▶ **Exercise data**:
□ □ □ □ □

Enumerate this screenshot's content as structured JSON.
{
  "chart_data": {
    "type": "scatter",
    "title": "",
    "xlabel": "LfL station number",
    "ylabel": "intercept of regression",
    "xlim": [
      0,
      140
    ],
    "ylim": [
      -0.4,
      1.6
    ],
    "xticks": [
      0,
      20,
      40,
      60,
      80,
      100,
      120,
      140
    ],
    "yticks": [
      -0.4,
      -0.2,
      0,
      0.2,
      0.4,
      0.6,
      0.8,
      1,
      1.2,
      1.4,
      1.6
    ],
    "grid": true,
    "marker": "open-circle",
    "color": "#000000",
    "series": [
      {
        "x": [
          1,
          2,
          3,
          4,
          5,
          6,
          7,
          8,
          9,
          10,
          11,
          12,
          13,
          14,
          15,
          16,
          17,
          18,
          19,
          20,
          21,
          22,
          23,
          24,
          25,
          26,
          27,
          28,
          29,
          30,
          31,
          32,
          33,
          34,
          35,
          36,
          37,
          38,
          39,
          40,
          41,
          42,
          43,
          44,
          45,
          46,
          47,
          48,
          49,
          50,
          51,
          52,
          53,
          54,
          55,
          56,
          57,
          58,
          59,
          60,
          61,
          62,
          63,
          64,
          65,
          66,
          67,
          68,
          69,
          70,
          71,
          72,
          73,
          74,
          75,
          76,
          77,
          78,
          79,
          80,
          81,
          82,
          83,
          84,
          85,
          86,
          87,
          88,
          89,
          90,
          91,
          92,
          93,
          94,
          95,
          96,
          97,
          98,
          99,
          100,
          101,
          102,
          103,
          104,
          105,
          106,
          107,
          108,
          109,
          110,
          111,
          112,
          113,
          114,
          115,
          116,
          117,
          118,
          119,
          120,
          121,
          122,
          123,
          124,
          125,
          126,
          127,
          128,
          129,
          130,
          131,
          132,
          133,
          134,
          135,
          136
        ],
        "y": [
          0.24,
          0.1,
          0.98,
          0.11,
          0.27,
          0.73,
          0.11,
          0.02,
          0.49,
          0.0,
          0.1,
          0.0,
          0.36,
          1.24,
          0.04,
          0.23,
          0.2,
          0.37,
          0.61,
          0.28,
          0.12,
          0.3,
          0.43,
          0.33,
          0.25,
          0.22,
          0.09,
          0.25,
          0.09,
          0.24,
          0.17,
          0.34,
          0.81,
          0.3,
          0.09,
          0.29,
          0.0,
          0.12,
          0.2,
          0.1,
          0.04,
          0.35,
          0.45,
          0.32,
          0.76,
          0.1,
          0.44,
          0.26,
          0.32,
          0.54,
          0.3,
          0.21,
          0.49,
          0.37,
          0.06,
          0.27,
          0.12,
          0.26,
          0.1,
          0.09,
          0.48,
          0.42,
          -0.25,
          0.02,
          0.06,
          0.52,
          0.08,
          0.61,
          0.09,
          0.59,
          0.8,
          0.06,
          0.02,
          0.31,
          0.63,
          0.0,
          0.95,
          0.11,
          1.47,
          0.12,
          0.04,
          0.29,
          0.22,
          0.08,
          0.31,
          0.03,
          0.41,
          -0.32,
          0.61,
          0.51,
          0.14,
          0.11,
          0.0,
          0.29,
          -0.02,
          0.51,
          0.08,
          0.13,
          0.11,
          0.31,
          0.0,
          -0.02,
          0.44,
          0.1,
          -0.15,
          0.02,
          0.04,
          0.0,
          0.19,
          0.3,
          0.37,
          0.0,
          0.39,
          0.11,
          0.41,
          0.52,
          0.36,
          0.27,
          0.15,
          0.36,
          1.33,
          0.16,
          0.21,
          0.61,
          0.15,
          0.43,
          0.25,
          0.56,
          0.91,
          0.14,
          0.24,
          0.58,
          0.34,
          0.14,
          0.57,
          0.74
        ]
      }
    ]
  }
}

□ □ □ □ □

▶ **Goal**: Return all of the entries word for word.

▶ **Answer to this problem**:
Enumerate this screenshot's content as structured JSON.
{
  "chart_data": {
    "type": "scatter",
    "title": "",
    "xlabel": "LfL station number",
    "ylabel": "intercept of regression",
    "xlim": [
      0,
      140
    ],
    "ylim": [
      -0.4,
      1.6
    ],
    "xticks": [
      0,
      20,
      40,
      60,
      80,
      100,
      120,
      140
    ],
    "yticks": [
      -0.4,
      -0.2,
      0,
      0.2,
      0.4,
      0.6,
      0.8,
      1,
      1.2,
      1.4,
      1.6
    ],
    "grid": true,
    "marker": "open-circle",
    "color": "#000000",
    "series": [
      {
        "x": [
          1,
          2,
          3,
          4,
          5,
          6,
          7,
          8,
          9,
          10,
          11,
          12,
          13,
          14,
          15,
          16,
          17,
          18,
          19,
          20,
          21,
          22,
          23,
          24,
          25,
          26,
          27,
          28,
          29,
          30,
          31,
          32,
          33,
          34,
          35,
          36,
          37,
          38,
          39,
          40,
          41,
          42,
          43,
          44,
          45,
          46,
          47,
          48,
          49,
          50,
          51,
          52,
          53,
          54,
          55,
          56,
          57,
          58,
          59,
          60,
          61,
          62,
          63,
          64,
          65,
          66,
          67,
          68,
          69,
          70,
          71,
          72,
          73,
          74,
          75,
          76,
          77,
          78,
          79,
          80,
          81,
          82,
          83,
          84,
          85,
          86,
          87,
          88,
          89,
          90,
          91,
          92,
          93,
          94,
          95,
          96,
          97,
          98,
          99,
          100,
          101,
          102,
          103,
          104,
          105,
          106,
          107,
          108,
          109,
          110,
          111,
          112,
          113,
          114,
          115,
          116,
          117,
          118,
          119,
          120,
          121,
          122,
          123,
          124,
          125,
          126,
          127,
          128,
          129,
          130,
          131,
          132,
          133,
          134,
          135,
          136
        ],
        "y": [
          0.24,
          0.1,
          0.98,
          0.11,
          0.27,
          0.73,
          0.11,
          0.02,
          0.49,
          0.0,
          0.1,
          0.0,
          0.36,
          1.24,
          0.04,
          0.23,
          0.2,
          0.37,
          0.61,
          0.28,
          0.12,
          0.3,
          0.43,
          0.33,
          0.25,
          0.22,
          0.09,
          0.25,
          0.09,
          0.24,
          0.17,
          0.34,
          0.81,
          0.3,
          0.09,
          0.29,
          0.0,
          0.12,
          0.2,
          0.1,
          0.04,
          0.35,
          0.45,
          0.32,
          0.76,
          0.1,
          0.44,
          0.26,
          0.32,
          0.54,
          0.3,
          0.21,
          0.49,
          0.37,
          0.06,
          0.27,
          0.12,
          0.26,
          0.1,
          0.09,
          0.48,
          0.42,
          -0.25,
          0.02,
          0.06,
          0.52,
          0.08,
          0.61,
          0.09,
          0.59,
          0.8,
          0.06,
          0.02,
          0.31,
          0.63,
          0.0,
          0.95,
          0.11,
          1.47,
          0.12,
          0.04,
          0.29,
          0.22,
          0.08,
          0.31,
          0.03,
          0.41,
          -0.32,
          0.61,
          0.51,
          0.14,
          0.11,
          0.0,
          0.29,
          -0.02,
          0.51,
          0.08,
          0.13,
          0.11,
          0.31,
          0.0,
          -0.02,
          0.44,
          0.1,
          -0.15,
          0.02,
          0.04,
          0.0,
          0.19,
          0.3,
          0.37,
          0.0,
          0.39,
          0.11,
          0.41,
          0.52,
          0.36,
          0.27,
          0.15,
          0.36,
          1.33,
          0.16,
          0.21,
          0.61,
          0.15,
          0.43,
          0.25,
          0.56,
          0.91,
          0.14,
          0.24,
          0.58,
          0.34,
          0.14,
          0.57,
          0.74
        ]
      }
    ]
  }
}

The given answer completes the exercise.